Written problem:
The lines to be extracted begin at the line containing "Serialize everything readable" and end at the last line of the data below; copy them exactly and leave out the pictures.

Extracted entries:
— BEGIN —

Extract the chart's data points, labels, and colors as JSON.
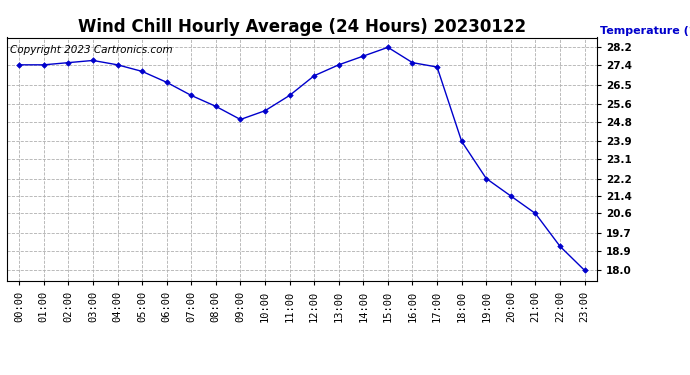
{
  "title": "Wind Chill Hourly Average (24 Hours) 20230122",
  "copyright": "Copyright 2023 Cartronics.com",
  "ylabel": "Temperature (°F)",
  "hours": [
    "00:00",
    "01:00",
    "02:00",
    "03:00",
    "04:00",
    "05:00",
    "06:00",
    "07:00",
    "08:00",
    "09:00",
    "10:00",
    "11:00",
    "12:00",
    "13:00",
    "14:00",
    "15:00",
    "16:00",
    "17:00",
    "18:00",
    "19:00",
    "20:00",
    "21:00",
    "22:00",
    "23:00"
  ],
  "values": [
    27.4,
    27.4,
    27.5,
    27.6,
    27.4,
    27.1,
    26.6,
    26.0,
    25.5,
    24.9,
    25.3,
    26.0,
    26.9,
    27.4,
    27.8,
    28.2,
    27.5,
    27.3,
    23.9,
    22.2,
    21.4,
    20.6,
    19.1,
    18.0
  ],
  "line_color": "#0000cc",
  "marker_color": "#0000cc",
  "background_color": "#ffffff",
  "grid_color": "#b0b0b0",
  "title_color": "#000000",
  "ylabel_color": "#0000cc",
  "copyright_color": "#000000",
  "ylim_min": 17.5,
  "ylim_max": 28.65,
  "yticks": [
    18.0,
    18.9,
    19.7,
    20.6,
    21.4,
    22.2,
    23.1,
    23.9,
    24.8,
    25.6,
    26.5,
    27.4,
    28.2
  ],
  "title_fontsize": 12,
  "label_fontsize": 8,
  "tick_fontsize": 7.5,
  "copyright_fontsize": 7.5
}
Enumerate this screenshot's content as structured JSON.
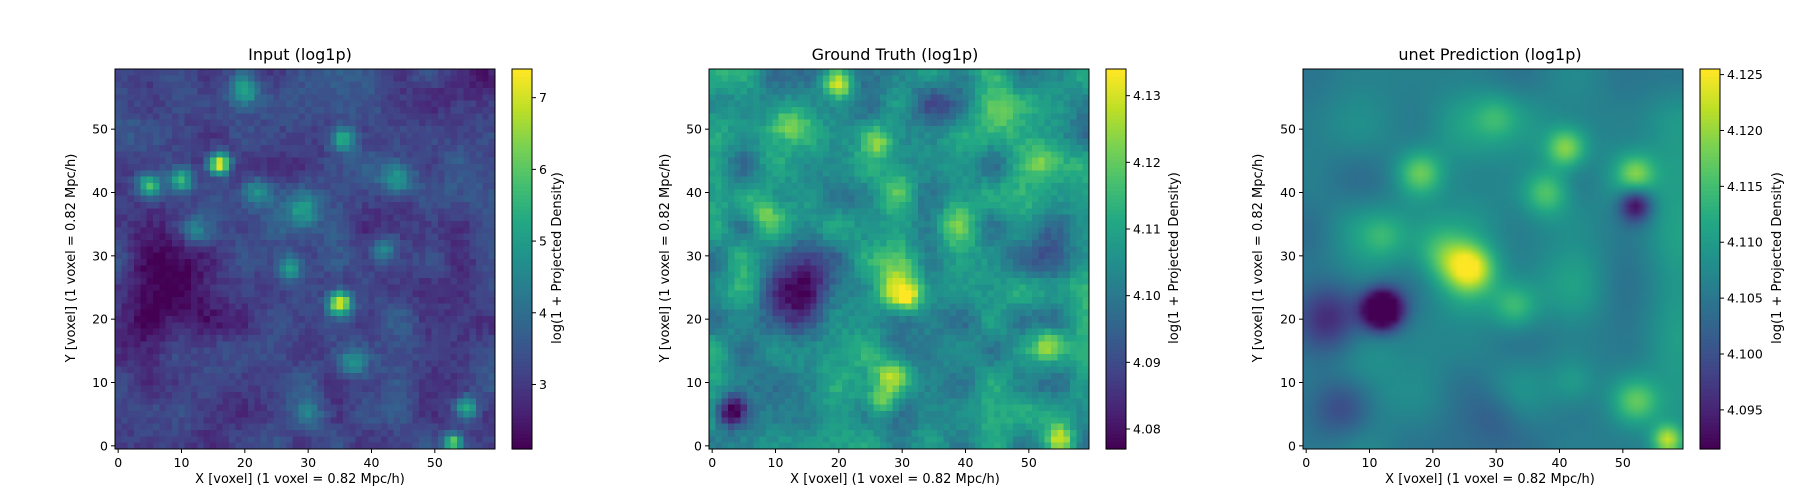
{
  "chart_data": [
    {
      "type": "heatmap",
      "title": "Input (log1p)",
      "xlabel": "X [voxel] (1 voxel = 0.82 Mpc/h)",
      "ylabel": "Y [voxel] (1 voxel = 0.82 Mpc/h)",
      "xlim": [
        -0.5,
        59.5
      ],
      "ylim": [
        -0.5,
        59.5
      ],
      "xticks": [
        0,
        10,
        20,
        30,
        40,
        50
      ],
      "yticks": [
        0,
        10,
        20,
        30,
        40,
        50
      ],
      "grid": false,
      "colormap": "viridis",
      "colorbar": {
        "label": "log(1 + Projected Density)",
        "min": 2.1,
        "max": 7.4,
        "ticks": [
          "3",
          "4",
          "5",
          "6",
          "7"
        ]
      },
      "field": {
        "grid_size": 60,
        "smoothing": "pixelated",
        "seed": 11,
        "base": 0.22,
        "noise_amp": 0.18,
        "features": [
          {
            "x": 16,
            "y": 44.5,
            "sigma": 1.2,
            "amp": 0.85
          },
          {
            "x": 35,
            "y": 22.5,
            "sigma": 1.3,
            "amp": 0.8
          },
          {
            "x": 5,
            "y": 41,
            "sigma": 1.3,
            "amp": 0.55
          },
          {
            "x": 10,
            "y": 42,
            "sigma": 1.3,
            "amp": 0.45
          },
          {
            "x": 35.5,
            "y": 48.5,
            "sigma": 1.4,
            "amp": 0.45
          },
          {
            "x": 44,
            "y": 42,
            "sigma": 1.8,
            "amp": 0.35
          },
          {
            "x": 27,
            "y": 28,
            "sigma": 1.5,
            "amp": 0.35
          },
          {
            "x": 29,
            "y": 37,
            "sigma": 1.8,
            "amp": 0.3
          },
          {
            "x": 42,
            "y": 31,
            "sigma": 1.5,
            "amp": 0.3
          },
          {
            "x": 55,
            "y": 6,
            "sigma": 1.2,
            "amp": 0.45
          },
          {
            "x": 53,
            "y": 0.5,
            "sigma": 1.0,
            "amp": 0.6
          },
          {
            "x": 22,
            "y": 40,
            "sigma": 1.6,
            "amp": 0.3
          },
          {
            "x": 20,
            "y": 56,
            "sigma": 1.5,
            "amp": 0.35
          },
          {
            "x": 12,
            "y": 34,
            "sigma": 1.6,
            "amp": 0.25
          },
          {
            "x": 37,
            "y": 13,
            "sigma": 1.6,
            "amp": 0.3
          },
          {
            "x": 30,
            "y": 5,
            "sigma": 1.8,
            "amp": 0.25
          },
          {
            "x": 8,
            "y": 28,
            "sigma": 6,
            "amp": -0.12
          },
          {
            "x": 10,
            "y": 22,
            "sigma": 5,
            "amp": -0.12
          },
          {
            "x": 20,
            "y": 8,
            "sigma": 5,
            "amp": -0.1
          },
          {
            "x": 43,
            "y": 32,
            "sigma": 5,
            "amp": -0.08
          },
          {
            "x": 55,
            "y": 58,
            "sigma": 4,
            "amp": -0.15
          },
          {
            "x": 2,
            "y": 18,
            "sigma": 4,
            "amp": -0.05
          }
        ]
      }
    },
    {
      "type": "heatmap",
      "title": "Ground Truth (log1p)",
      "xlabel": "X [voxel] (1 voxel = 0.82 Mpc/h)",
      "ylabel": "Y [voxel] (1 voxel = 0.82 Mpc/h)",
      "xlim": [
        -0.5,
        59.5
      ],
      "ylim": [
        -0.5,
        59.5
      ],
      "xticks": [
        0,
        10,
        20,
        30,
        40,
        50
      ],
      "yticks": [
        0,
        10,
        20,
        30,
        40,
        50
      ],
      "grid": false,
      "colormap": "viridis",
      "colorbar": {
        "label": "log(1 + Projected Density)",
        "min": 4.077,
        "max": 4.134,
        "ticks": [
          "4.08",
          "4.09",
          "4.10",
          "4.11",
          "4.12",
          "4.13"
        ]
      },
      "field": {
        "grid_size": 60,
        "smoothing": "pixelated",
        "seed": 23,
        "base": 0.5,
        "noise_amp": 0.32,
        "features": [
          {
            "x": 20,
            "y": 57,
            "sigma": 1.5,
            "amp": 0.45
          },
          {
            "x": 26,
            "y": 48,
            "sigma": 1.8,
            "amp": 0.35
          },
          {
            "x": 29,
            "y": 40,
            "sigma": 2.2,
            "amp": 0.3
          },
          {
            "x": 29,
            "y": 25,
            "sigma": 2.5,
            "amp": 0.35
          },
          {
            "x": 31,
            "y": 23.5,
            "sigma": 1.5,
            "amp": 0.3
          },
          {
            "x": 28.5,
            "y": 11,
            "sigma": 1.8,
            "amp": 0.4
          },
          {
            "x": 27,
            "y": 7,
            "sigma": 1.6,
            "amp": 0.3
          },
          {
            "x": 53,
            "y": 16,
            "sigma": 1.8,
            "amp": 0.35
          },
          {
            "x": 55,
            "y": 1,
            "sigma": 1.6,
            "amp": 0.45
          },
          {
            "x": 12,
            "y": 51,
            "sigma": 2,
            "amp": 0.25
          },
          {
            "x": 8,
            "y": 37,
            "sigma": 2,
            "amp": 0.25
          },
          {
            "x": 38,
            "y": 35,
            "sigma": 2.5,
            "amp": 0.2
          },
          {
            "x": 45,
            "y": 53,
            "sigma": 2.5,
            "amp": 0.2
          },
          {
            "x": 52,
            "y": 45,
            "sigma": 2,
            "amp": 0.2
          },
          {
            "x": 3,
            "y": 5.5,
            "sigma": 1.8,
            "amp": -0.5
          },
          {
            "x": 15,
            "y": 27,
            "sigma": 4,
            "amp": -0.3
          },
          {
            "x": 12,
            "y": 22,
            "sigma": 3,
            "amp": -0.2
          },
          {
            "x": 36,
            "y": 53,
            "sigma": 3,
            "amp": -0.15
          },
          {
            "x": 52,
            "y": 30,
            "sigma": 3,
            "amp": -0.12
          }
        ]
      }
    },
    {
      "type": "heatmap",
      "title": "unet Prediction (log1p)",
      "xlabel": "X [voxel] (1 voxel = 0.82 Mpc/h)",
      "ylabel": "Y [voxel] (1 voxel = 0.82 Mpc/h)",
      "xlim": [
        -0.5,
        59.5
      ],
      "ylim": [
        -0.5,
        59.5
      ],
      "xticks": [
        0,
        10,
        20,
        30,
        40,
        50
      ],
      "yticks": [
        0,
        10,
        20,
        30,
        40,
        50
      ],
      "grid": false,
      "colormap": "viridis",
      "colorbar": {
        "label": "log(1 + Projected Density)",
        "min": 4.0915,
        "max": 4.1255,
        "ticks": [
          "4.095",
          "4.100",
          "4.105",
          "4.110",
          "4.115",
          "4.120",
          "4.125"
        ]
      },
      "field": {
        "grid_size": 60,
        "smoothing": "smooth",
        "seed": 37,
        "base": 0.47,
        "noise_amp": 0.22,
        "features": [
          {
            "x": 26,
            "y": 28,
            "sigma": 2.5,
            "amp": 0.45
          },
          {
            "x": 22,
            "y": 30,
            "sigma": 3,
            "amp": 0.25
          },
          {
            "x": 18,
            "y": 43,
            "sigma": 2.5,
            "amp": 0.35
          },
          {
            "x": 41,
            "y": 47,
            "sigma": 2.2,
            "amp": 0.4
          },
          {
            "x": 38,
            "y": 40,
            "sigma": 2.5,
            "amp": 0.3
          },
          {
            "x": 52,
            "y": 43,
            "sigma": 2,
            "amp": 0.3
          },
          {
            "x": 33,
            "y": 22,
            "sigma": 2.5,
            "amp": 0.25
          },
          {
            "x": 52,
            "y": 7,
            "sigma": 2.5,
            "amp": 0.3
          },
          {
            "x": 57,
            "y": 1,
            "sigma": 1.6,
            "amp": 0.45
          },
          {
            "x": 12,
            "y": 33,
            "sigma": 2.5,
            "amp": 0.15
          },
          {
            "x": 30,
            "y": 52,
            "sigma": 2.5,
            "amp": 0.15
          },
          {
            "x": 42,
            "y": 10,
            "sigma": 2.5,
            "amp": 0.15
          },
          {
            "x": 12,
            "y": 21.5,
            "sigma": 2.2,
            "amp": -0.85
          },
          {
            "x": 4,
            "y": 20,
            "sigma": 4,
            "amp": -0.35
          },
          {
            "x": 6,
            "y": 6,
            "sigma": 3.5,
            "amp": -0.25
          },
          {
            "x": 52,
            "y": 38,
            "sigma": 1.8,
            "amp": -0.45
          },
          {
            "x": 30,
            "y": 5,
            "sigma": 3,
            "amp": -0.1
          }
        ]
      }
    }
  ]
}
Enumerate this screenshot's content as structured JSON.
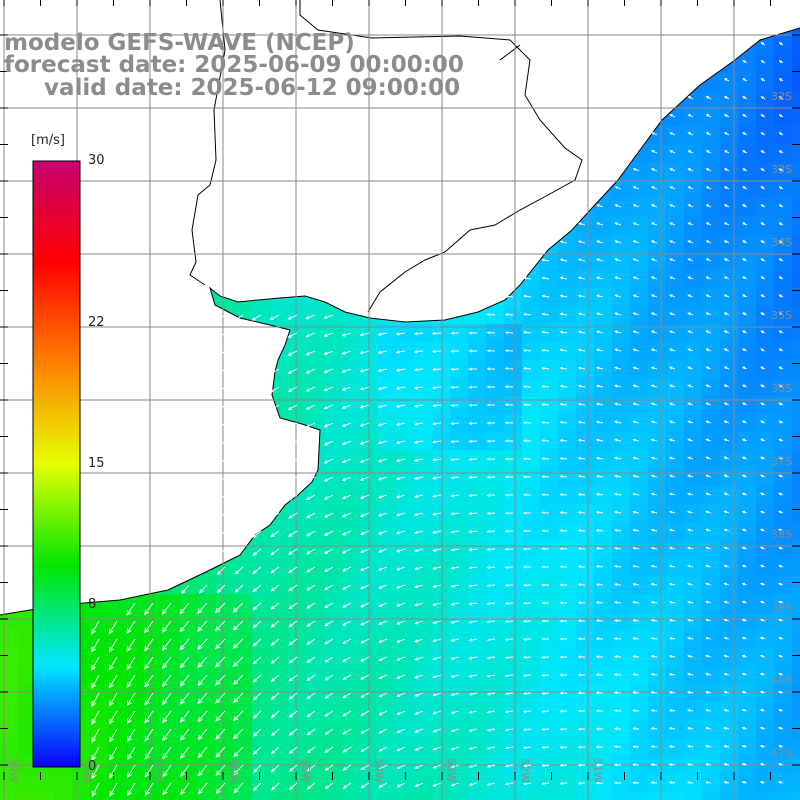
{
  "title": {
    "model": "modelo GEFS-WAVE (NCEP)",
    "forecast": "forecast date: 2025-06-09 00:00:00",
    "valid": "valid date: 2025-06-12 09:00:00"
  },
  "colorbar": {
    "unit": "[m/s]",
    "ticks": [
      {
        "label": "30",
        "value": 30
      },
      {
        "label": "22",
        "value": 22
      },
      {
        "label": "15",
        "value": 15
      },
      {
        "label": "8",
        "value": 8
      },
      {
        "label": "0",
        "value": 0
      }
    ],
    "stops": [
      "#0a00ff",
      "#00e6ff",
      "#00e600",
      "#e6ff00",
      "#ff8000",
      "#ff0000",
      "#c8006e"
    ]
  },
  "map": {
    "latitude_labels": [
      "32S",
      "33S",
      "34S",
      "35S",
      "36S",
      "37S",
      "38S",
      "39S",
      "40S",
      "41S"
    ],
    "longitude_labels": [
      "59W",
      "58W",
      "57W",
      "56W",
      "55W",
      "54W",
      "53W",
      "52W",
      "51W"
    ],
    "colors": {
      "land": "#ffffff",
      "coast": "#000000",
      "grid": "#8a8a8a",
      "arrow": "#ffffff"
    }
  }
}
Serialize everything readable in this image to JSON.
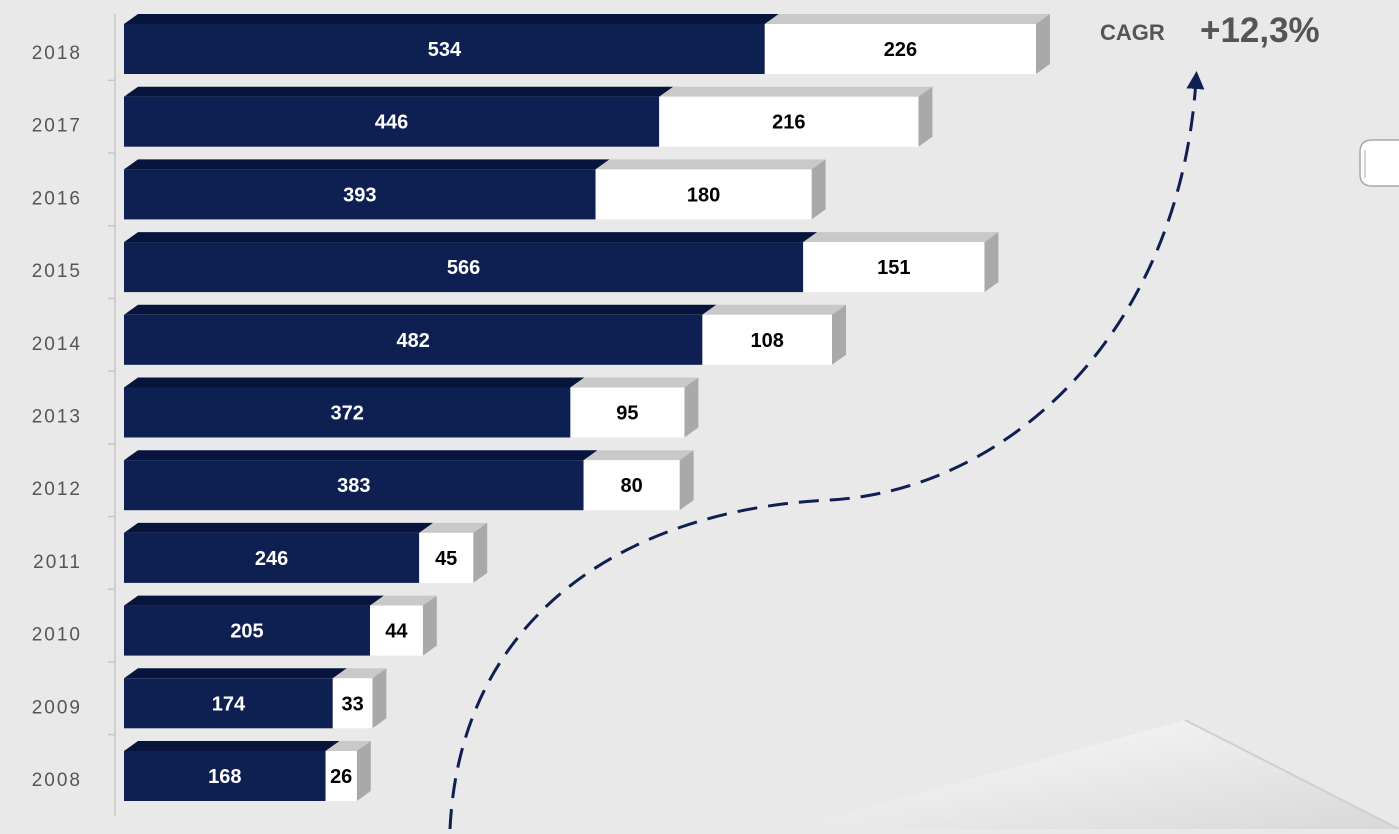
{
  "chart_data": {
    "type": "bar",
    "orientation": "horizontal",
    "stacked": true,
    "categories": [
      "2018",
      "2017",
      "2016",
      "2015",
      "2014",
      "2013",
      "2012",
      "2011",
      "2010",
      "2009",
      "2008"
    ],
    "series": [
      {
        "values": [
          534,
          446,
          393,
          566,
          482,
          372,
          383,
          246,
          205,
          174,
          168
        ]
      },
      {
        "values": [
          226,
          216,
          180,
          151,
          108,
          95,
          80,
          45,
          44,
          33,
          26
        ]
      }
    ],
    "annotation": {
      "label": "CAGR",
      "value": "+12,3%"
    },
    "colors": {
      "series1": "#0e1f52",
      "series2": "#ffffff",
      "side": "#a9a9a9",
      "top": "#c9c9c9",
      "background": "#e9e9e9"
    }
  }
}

— END —

Result for this task:
Serialize everything readable in this image to JSON.
{
  "chart_data": {
    "type": "bar",
    "orientation": "horizontal",
    "stacked": true,
    "categories": [
      "2018",
      "2017",
      "2016",
      "2015",
      "2014",
      "2013",
      "2012",
      "2011",
      "2010",
      "2009",
      "2008"
    ],
    "series": [
      {
        "values": [
          534,
          446,
          393,
          566,
          482,
          372,
          383,
          246,
          205,
          174,
          168
        ]
      },
      {
        "values": [
          226,
          216,
          180,
          151,
          108,
          95,
          80,
          45,
          44,
          33,
          26
        ]
      }
    ],
    "annotation": {
      "label": "CAGR",
      "value": "+12,3%"
    },
    "colors": {
      "series1": "#0e1f52",
      "series2": "#ffffff",
      "side": "#a9a9a9",
      "top": "#c9c9c9",
      "background": "#e9e9e9"
    }
  }
}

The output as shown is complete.